[Stored items]

— Begin —

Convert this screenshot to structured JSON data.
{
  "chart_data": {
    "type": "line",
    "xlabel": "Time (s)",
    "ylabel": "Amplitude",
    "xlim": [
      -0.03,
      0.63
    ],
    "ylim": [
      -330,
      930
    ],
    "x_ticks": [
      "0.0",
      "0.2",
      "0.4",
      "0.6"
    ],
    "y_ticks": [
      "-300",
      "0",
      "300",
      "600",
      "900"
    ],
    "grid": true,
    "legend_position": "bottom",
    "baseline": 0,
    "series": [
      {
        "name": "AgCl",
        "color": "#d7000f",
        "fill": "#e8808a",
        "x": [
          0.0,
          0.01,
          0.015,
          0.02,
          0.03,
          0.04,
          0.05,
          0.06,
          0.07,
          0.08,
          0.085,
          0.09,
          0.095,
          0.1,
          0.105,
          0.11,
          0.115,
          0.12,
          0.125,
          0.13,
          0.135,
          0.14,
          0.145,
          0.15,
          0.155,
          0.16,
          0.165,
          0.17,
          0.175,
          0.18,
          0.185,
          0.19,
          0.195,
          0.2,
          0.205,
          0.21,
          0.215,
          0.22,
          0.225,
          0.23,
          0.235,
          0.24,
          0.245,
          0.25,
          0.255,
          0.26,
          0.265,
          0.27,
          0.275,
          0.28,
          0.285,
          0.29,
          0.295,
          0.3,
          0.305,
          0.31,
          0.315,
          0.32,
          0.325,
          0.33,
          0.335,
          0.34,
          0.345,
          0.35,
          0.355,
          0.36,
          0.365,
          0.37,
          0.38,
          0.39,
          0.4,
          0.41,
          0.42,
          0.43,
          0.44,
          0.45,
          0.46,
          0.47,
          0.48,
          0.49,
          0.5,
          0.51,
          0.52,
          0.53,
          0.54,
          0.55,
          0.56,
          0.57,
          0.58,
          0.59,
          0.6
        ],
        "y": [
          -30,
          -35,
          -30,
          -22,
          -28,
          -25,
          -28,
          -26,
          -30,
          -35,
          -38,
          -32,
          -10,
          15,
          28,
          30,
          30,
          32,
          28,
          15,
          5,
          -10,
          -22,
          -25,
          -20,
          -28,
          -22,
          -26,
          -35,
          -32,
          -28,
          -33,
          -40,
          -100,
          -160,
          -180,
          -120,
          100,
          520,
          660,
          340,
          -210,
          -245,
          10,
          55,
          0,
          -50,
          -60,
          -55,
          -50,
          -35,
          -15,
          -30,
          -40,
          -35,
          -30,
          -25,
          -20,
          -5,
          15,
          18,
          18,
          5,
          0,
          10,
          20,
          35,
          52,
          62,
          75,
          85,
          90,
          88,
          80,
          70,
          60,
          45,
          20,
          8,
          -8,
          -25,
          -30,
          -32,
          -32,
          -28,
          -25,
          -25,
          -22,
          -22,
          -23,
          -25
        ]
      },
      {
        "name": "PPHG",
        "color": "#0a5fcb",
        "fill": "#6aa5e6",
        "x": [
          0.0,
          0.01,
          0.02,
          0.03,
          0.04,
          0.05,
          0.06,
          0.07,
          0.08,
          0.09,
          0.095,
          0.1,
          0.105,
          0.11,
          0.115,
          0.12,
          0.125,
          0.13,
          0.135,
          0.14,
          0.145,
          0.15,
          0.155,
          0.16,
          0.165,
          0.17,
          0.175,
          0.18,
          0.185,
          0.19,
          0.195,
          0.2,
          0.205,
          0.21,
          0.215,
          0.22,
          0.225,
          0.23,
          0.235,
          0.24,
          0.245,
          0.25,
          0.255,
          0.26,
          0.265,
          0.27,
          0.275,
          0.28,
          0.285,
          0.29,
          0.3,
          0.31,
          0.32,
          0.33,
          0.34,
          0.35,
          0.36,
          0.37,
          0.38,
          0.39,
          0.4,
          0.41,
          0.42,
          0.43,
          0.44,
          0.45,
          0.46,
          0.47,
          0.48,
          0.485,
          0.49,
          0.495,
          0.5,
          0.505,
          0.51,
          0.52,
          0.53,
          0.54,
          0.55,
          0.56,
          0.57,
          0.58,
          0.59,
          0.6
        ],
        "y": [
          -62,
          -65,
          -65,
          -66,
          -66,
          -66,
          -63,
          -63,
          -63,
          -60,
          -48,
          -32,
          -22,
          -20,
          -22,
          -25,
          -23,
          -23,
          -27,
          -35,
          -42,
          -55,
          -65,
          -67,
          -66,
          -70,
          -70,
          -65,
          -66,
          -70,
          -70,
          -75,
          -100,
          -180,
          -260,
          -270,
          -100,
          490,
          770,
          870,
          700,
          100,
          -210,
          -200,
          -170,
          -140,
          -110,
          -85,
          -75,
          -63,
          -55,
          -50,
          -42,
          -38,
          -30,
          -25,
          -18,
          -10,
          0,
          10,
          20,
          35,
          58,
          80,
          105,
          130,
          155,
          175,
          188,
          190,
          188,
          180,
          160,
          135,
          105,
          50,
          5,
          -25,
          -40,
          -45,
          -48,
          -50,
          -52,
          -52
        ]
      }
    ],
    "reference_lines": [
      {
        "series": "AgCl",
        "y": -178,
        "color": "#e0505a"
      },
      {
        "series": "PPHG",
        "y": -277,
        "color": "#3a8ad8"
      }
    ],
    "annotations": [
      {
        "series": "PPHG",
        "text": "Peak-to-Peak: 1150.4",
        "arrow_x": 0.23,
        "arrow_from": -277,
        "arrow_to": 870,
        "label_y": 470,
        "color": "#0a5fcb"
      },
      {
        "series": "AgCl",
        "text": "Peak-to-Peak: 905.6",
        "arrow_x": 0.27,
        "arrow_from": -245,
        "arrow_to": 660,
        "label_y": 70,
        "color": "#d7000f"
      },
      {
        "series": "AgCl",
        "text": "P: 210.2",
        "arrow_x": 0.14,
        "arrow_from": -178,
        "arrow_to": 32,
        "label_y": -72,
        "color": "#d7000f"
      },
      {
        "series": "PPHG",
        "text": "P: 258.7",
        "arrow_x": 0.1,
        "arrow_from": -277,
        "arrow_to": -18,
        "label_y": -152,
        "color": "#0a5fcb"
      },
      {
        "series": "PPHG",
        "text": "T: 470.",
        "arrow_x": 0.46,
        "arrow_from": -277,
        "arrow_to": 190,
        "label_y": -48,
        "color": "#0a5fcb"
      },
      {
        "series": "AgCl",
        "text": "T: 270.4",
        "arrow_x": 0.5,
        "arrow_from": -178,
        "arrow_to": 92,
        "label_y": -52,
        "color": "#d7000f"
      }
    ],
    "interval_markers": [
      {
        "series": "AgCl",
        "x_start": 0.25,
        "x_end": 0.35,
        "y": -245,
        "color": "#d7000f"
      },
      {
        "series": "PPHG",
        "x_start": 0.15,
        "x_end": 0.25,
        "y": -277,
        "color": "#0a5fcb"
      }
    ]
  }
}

— End —

> **Work to do**:
Reproduce all the data word for word.

> **The completed task**:
Convert this screenshot to structured JSON data.
{
  "chart_data": {
    "type": "line",
    "xlabel": "Time (s)",
    "ylabel": "Amplitude",
    "xlim": [
      -0.03,
      0.63
    ],
    "ylim": [
      -330,
      930
    ],
    "x_ticks": [
      "0.0",
      "0.2",
      "0.4",
      "0.6"
    ],
    "y_ticks": [
      "-300",
      "0",
      "300",
      "600",
      "900"
    ],
    "grid": true,
    "legend_position": "bottom",
    "baseline": 0,
    "series": [
      {
        "name": "AgCl",
        "color": "#d7000f",
        "fill": "#e8808a",
        "x": [
          0.0,
          0.01,
          0.015,
          0.02,
          0.03,
          0.04,
          0.05,
          0.06,
          0.07,
          0.08,
          0.085,
          0.09,
          0.095,
          0.1,
          0.105,
          0.11,
          0.115,
          0.12,
          0.125,
          0.13,
          0.135,
          0.14,
          0.145,
          0.15,
          0.155,
          0.16,
          0.165,
          0.17,
          0.175,
          0.18,
          0.185,
          0.19,
          0.195,
          0.2,
          0.205,
          0.21,
          0.215,
          0.22,
          0.225,
          0.23,
          0.235,
          0.24,
          0.245,
          0.25,
          0.255,
          0.26,
          0.265,
          0.27,
          0.275,
          0.28,
          0.285,
          0.29,
          0.295,
          0.3,
          0.305,
          0.31,
          0.315,
          0.32,
          0.325,
          0.33,
          0.335,
          0.34,
          0.345,
          0.35,
          0.355,
          0.36,
          0.365,
          0.37,
          0.38,
          0.39,
          0.4,
          0.41,
          0.42,
          0.43,
          0.44,
          0.45,
          0.46,
          0.47,
          0.48,
          0.49,
          0.5,
          0.51,
          0.52,
          0.53,
          0.54,
          0.55,
          0.56,
          0.57,
          0.58,
          0.59,
          0.6
        ],
        "y": [
          -30,
          -35,
          -30,
          -22,
          -28,
          -25,
          -28,
          -26,
          -30,
          -35,
          -38,
          -32,
          -10,
          15,
          28,
          30,
          30,
          32,
          28,
          15,
          5,
          -10,
          -22,
          -25,
          -20,
          -28,
          -22,
          -26,
          -35,
          -32,
          -28,
          -33,
          -40,
          -100,
          -160,
          -180,
          -120,
          100,
          520,
          660,
          340,
          -210,
          -245,
          10,
          55,
          0,
          -50,
          -60,
          -55,
          -50,
          -35,
          -15,
          -30,
          -40,
          -35,
          -30,
          -25,
          -20,
          -5,
          15,
          18,
          18,
          5,
          0,
          10,
          20,
          35,
          52,
          62,
          75,
          85,
          90,
          88,
          80,
          70,
          60,
          45,
          20,
          8,
          -8,
          -25,
          -30,
          -32,
          -32,
          -28,
          -25,
          -25,
          -22,
          -22,
          -23,
          -25
        ]
      },
      {
        "name": "PPHG",
        "color": "#0a5fcb",
        "fill": "#6aa5e6",
        "x": [
          0.0,
          0.01,
          0.02,
          0.03,
          0.04,
          0.05,
          0.06,
          0.07,
          0.08,
          0.09,
          0.095,
          0.1,
          0.105,
          0.11,
          0.115,
          0.12,
          0.125,
          0.13,
          0.135,
          0.14,
          0.145,
          0.15,
          0.155,
          0.16,
          0.165,
          0.17,
          0.175,
          0.18,
          0.185,
          0.19,
          0.195,
          0.2,
          0.205,
          0.21,
          0.215,
          0.22,
          0.225,
          0.23,
          0.235,
          0.24,
          0.245,
          0.25,
          0.255,
          0.26,
          0.265,
          0.27,
          0.275,
          0.28,
          0.285,
          0.29,
          0.3,
          0.31,
          0.32,
          0.33,
          0.34,
          0.35,
          0.36,
          0.37,
          0.38,
          0.39,
          0.4,
          0.41,
          0.42,
          0.43,
          0.44,
          0.45,
          0.46,
          0.47,
          0.48,
          0.485,
          0.49,
          0.495,
          0.5,
          0.505,
          0.51,
          0.52,
          0.53,
          0.54,
          0.55,
          0.56,
          0.57,
          0.58,
          0.59,
          0.6
        ],
        "y": [
          -62,
          -65,
          -65,
          -66,
          -66,
          -66,
          -63,
          -63,
          -63,
          -60,
          -48,
          -32,
          -22,
          -20,
          -22,
          -25,
          -23,
          -23,
          -27,
          -35,
          -42,
          -55,
          -65,
          -67,
          -66,
          -70,
          -70,
          -65,
          -66,
          -70,
          -70,
          -75,
          -100,
          -180,
          -260,
          -270,
          -100,
          490,
          770,
          870,
          700,
          100,
          -210,
          -200,
          -170,
          -140,
          -110,
          -85,
          -75,
          -63,
          -55,
          -50,
          -42,
          -38,
          -30,
          -25,
          -18,
          -10,
          0,
          10,
          20,
          35,
          58,
          80,
          105,
          130,
          155,
          175,
          188,
          190,
          188,
          180,
          160,
          135,
          105,
          50,
          5,
          -25,
          -40,
          -45,
          -48,
          -50,
          -52,
          -52
        ]
      }
    ],
    "reference_lines": [
      {
        "series": "AgCl",
        "y": -178,
        "color": "#e0505a"
      },
      {
        "series": "PPHG",
        "y": -277,
        "color": "#3a8ad8"
      }
    ],
    "annotations": [
      {
        "series": "PPHG",
        "text": "Peak-to-Peak: 1150.4",
        "arrow_x": 0.23,
        "arrow_from": -277,
        "arrow_to": 870,
        "label_y": 470,
        "color": "#0a5fcb"
      },
      {
        "series": "AgCl",
        "text": "Peak-to-Peak: 905.6",
        "arrow_x": 0.27,
        "arrow_from": -245,
        "arrow_to": 660,
        "label_y": 70,
        "color": "#d7000f"
      },
      {
        "series": "AgCl",
        "text": "P: 210.2",
        "arrow_x": 0.14,
        "arrow_from": -178,
        "arrow_to": 32,
        "label_y": -72,
        "color": "#d7000f"
      },
      {
        "series": "PPHG",
        "text": "P: 258.7",
        "arrow_x": 0.1,
        "arrow_from": -277,
        "arrow_to": -18,
        "label_y": -152,
        "color": "#0a5fcb"
      },
      {
        "series": "PPHG",
        "text": "T: 470.",
        "arrow_x": 0.46,
        "arrow_from": -277,
        "arrow_to": 190,
        "label_y": -48,
        "color": "#0a5fcb"
      },
      {
        "series": "AgCl",
        "text": "T: 270.4",
        "arrow_x": 0.5,
        "arrow_from": -178,
        "arrow_to": 92,
        "label_y": -52,
        "color": "#d7000f"
      }
    ],
    "interval_markers": [
      {
        "series": "AgCl",
        "x_start": 0.25,
        "x_end": 0.35,
        "y": -245,
        "color": "#d7000f"
      },
      {
        "series": "PPHG",
        "x_start": 0.15,
        "x_end": 0.25,
        "y": -277,
        "color": "#0a5fcb"
      }
    ]
  }
}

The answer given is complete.